- _Excerpt provided_
▬▬▬
New Year’s Resolution for this Blog

I haven’t written on this place for too long. The reason seems to an unhealthy kind of perfectionism that has crept into my mind. The language, my own ramshackle version of English I am stuck with (because otherwise my audience would be decimated) – I fail to romanticize it anymore, I think it looks bleak when compared to “real” English writing. Of course, the idea that I possess that faculty of judgement, that it’s my call to say these lines are not esthetic, means that I somehow see myself as qualified. It might be a growth spurt of language awareness (oh how blessed were the times when you could just write without a second thought, when you still believed in that naive purity of expression).

What about perfectionism? The idea that I fall short of Oxford standards, that I can be a surrogate at best takes for granted that there is a “natural” language in which we can express effortlessly whatever occurs in the folds of our mind. I don’t believe that. I believe language is struggle, and it doesn’t matter if you write in the language of your youth, of your Bible, or of the scientific papers you read. As long as it is a struggle and not a showcase of clichés, quotes and habits. It should be beating habit. “Writing is giving habit a good beating” – you can take the quote, it’s unlicensed.
▬▬▬
[Annotated element listings]
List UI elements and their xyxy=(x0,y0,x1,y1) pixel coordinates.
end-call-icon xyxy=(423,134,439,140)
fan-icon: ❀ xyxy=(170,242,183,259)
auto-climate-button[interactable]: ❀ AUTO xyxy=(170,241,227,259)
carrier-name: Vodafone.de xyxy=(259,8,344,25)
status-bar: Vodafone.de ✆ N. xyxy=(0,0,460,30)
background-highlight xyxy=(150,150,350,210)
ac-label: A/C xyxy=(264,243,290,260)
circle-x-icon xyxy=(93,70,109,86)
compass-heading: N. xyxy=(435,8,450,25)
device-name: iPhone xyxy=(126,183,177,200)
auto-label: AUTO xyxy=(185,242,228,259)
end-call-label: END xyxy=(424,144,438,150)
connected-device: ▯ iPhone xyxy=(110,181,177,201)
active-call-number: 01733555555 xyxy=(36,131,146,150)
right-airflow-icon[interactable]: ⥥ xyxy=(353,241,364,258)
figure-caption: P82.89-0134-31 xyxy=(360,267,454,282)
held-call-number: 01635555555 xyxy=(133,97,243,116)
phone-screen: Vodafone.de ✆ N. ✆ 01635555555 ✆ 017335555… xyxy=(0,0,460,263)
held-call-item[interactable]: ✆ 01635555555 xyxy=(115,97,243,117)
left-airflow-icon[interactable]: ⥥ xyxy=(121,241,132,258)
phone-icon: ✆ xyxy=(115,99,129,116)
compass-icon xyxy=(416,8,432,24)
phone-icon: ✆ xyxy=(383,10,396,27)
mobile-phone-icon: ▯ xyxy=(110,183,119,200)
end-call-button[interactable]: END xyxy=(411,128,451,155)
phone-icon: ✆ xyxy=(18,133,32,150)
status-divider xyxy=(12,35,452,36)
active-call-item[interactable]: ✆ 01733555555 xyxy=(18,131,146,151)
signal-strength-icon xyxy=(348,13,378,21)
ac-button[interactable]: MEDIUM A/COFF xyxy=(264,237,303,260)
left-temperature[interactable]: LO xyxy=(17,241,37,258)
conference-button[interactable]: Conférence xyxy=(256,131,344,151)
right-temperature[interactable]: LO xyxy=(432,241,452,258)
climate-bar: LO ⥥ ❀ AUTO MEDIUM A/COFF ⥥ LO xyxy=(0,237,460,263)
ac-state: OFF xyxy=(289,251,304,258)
▬▬▬
- _Work to complete_
**1.** In the blog post about a New Year's resolution, what does the writer say language is?
**2.** Resume the blog post about a New Year's resolution, picking up right after its last sentence.

- _The replies_
**1.** Language is struggle.

**2.**
But there are more perfectionisms that have gotten in my way. I’m not an expert. On nothing. This may sound strange, but I had difficulties separating form and “content”. I don’t like the colors fonts margins typography icons layout design of my blog, so I am discouraged and postpone publication until I regain confidence in its appearance. (I actually do run some other blogs that haven’t changed their design for years, and I am still content).

But blogs are not the real thing. They are a medium to share ideas, drafts perhaps, or recycle previously “published” (whatever that means) articles. The real thing is somewhere else. On a writer’s blog we read some of her reflections, but we know “if we want the real thing, we should buy the book”. The obsession with the “real” thing is of course the libidinous drive of consumerism. Le véritable objet est toujours ailleurs.

My intuition has always been roughly the opposite. There is no “yonder”, no textual heaven where the “real” narrative unfolds. The event of the real narrative, the making-real of the narrative is making it into “something”, placing a boundary around it, and using the narrative of exclusivity to create the illusion that makes the “real narrative” stand out of the stream of your words.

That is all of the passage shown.